§ SET EXERCISE
From the listing below, pull each line that includes "Average".

§ INPUT
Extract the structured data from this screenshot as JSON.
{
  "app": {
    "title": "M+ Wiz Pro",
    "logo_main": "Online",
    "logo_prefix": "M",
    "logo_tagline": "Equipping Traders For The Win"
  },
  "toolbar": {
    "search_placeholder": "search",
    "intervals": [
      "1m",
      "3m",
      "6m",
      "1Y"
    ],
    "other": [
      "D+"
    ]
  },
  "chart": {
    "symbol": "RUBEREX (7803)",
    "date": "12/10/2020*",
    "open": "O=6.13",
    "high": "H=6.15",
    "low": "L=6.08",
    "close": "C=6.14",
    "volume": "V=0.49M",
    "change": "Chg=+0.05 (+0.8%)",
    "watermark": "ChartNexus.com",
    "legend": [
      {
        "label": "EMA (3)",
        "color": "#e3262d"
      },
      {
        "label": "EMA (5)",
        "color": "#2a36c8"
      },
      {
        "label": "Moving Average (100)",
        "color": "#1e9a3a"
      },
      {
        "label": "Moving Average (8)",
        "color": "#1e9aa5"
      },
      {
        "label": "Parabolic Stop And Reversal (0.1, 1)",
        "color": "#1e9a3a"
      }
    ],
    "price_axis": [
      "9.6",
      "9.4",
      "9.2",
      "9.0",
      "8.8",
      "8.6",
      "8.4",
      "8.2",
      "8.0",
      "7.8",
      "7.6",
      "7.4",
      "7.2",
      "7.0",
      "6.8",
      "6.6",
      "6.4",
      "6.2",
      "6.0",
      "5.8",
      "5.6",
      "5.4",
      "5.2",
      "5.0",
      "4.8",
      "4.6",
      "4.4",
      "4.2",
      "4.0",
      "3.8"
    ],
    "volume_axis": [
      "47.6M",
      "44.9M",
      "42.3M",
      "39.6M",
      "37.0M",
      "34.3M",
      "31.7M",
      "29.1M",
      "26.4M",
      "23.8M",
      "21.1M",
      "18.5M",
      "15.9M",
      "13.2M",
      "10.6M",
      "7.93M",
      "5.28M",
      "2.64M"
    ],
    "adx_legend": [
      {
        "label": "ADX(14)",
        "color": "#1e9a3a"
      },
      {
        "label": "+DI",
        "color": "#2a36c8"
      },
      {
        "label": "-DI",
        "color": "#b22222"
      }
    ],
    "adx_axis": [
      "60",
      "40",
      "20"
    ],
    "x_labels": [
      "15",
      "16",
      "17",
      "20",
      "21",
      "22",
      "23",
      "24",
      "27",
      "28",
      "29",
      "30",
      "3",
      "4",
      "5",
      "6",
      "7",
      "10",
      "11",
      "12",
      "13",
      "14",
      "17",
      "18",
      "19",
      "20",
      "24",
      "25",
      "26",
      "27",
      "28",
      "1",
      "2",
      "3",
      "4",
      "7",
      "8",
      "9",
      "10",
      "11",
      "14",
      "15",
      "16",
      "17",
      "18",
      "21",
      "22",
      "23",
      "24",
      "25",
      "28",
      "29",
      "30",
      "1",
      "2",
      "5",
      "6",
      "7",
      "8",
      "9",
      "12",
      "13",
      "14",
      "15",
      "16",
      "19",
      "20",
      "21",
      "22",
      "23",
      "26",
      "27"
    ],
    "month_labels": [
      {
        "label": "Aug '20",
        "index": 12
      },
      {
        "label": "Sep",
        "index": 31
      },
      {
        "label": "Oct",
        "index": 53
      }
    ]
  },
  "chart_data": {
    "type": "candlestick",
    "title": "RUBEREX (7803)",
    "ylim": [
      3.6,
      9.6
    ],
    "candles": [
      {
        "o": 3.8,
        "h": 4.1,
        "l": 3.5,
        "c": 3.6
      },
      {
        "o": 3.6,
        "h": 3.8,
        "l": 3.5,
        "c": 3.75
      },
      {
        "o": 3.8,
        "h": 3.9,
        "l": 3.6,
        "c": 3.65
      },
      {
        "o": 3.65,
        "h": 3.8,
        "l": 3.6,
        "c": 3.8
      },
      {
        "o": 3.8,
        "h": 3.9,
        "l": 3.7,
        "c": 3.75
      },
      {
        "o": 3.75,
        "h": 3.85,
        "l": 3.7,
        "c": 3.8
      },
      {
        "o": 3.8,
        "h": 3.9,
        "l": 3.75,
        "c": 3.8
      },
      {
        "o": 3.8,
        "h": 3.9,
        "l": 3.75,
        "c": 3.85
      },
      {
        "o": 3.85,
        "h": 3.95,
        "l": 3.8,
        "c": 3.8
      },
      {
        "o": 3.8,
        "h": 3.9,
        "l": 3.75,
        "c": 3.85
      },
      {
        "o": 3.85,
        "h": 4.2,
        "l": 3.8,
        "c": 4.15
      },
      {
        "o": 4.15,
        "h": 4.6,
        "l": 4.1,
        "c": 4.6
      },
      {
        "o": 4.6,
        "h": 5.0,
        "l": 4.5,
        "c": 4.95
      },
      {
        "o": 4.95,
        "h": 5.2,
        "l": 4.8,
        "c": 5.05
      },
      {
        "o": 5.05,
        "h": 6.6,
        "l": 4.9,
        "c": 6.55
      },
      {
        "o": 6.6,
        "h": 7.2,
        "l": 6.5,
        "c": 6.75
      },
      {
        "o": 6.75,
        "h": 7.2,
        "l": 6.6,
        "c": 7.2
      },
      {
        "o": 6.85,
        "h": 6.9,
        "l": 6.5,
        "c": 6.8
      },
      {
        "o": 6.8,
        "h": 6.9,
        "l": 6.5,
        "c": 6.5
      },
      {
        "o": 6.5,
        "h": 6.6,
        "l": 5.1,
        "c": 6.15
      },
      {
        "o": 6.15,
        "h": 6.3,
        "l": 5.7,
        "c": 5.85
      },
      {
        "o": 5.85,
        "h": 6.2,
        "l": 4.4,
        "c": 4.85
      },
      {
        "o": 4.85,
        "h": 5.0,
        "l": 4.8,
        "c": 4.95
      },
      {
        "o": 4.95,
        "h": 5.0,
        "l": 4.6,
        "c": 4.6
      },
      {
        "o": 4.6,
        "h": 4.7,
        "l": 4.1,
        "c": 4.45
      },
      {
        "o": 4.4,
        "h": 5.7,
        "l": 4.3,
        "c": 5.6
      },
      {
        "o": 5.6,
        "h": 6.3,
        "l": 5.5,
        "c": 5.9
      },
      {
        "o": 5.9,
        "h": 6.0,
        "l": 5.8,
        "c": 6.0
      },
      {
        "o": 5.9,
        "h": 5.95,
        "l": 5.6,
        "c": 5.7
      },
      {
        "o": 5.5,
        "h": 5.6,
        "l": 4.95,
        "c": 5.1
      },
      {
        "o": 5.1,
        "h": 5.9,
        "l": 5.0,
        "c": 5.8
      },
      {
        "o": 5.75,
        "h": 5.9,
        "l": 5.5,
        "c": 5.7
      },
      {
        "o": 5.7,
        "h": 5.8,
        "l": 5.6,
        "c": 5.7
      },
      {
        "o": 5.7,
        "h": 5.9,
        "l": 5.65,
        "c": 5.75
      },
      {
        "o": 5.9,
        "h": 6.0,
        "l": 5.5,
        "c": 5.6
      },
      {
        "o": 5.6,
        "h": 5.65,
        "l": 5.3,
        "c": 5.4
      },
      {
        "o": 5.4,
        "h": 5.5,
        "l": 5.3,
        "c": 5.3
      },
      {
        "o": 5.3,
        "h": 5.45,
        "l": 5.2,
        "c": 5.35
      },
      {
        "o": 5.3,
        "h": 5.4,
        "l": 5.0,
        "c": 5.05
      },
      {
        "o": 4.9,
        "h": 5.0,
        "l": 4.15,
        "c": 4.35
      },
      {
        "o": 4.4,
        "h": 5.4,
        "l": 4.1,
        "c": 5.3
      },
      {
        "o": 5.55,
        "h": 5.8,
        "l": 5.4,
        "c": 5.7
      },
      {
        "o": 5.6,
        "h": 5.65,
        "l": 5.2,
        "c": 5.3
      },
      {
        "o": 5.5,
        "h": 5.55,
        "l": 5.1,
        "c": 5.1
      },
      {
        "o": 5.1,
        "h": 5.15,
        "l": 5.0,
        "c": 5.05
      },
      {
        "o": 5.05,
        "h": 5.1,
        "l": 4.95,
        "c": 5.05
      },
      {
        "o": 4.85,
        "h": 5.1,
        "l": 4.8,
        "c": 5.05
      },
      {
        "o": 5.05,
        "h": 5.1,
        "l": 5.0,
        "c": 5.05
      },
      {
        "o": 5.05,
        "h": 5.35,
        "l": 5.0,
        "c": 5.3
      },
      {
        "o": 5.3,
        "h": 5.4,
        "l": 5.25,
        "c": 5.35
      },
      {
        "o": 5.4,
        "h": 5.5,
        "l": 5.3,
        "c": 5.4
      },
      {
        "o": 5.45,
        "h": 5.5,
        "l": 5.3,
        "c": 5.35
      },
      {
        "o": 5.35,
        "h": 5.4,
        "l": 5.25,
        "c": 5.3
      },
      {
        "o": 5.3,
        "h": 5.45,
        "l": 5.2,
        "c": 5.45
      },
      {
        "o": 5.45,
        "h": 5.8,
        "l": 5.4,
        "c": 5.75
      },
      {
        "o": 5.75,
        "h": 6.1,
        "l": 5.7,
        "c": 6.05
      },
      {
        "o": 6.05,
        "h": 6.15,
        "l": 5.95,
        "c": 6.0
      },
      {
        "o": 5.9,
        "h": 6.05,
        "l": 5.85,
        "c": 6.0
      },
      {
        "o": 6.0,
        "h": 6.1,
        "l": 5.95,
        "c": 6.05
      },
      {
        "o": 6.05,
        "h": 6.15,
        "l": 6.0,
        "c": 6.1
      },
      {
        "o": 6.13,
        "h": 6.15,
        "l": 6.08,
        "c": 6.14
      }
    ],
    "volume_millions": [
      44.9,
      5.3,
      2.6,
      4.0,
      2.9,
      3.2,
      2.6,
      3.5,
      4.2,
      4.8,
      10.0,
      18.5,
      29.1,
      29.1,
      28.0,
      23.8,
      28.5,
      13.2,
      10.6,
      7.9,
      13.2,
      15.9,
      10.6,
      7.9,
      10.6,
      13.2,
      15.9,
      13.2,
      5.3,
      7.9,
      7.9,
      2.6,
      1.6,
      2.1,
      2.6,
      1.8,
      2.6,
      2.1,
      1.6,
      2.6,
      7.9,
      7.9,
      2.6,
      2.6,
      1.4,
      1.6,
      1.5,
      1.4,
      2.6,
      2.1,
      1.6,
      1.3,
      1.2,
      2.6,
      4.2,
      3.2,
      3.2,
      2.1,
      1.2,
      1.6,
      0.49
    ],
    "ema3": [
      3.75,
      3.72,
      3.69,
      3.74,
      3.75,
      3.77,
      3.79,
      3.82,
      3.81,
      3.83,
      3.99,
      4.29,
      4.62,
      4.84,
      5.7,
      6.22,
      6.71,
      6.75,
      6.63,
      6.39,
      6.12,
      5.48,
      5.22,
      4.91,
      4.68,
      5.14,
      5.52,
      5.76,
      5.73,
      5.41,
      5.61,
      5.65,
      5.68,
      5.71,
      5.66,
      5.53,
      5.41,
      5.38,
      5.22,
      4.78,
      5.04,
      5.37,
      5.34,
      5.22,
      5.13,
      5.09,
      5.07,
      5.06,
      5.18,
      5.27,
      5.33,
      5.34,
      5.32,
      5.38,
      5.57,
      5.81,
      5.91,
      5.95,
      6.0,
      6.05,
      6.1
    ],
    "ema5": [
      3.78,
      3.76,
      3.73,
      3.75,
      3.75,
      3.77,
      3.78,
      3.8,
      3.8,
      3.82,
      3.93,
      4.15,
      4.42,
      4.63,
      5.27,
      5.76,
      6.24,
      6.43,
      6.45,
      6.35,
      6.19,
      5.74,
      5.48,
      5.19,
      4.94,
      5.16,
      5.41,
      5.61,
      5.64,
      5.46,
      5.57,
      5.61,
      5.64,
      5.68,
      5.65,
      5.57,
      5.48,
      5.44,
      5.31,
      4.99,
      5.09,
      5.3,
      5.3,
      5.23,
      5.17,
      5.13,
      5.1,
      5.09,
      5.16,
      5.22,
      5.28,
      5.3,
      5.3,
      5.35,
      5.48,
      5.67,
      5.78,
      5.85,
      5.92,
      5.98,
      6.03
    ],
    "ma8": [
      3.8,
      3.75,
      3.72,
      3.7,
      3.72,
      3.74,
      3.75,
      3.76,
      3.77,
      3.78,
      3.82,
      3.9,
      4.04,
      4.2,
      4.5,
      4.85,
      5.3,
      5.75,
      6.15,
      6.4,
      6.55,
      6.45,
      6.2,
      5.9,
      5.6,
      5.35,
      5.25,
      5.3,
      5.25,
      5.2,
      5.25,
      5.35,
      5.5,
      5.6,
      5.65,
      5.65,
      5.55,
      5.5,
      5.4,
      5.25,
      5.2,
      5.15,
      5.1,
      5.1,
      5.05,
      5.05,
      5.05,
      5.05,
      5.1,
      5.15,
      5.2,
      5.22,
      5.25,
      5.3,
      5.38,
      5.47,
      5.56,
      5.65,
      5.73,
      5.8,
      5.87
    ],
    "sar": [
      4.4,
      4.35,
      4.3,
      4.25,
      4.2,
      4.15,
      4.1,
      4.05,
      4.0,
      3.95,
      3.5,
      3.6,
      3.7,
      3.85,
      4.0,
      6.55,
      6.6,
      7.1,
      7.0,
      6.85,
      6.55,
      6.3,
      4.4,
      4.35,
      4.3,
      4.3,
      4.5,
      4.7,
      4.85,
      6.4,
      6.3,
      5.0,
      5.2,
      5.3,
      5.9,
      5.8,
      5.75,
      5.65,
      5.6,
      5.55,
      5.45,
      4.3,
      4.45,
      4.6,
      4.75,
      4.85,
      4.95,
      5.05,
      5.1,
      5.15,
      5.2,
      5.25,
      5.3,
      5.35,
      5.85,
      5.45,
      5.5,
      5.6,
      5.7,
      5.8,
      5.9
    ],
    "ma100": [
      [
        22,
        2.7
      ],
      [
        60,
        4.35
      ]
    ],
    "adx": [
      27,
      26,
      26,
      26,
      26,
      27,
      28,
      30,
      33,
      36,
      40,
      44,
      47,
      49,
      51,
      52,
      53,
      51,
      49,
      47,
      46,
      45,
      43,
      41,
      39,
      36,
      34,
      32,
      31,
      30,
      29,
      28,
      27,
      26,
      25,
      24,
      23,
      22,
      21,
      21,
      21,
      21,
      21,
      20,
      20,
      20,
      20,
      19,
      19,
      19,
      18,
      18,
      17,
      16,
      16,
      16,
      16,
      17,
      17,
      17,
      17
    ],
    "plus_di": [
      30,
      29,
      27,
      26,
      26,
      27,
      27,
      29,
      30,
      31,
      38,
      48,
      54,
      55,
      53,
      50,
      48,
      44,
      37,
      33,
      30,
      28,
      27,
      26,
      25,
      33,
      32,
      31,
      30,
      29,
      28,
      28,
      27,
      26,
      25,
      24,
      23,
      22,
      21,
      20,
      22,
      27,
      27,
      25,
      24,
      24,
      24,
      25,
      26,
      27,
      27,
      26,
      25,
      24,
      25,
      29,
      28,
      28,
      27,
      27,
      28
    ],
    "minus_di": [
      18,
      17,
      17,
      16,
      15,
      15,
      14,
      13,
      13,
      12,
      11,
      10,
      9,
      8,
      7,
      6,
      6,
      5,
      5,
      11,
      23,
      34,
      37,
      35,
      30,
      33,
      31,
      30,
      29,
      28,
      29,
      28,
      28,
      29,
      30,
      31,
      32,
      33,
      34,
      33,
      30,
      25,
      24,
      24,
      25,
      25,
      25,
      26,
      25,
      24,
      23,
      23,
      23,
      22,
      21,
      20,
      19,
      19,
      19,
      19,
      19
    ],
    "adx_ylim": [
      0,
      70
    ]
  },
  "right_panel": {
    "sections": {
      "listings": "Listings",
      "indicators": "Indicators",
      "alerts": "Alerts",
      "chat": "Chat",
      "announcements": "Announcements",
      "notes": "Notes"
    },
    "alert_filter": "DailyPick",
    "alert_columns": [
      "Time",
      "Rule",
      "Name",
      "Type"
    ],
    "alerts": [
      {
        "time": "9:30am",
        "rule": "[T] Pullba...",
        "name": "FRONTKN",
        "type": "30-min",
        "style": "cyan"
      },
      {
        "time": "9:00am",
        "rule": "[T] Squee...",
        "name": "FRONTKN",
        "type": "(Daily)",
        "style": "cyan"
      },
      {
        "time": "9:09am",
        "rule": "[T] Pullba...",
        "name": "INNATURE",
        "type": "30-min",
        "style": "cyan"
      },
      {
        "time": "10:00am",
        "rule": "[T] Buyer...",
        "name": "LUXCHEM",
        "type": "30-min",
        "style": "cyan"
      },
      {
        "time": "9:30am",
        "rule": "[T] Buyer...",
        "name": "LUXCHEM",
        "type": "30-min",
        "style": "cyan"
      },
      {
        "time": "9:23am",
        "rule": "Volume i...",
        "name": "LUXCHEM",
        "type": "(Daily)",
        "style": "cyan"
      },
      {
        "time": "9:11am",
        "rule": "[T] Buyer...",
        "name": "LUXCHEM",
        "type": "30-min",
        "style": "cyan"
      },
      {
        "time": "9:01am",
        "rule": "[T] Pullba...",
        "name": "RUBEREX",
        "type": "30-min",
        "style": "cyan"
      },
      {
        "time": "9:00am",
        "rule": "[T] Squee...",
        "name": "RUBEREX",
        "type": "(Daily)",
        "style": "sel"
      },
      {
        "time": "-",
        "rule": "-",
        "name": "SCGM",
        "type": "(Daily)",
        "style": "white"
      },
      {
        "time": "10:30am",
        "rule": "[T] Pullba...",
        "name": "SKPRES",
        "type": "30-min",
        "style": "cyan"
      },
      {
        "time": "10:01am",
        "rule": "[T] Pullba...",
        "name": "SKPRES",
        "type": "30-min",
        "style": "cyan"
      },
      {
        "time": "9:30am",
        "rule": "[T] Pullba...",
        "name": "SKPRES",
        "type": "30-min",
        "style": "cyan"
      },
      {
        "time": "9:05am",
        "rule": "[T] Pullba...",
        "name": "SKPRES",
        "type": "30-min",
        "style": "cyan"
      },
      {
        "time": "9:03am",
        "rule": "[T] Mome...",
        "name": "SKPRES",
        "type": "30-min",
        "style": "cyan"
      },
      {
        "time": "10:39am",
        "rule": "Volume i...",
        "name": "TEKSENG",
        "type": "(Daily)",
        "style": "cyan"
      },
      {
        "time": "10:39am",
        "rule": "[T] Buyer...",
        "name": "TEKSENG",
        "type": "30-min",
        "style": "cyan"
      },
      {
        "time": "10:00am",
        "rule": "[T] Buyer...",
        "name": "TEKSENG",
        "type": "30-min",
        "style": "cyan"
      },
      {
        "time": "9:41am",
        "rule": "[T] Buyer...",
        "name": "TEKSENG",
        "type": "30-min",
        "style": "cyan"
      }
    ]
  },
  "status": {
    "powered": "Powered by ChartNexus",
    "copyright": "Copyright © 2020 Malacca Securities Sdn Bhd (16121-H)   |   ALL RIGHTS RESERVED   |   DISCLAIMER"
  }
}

§ OUTPUT FOR THIS EXERCISE
        "label": "Moving Average (100)",
        "label": "Moving Average (8)",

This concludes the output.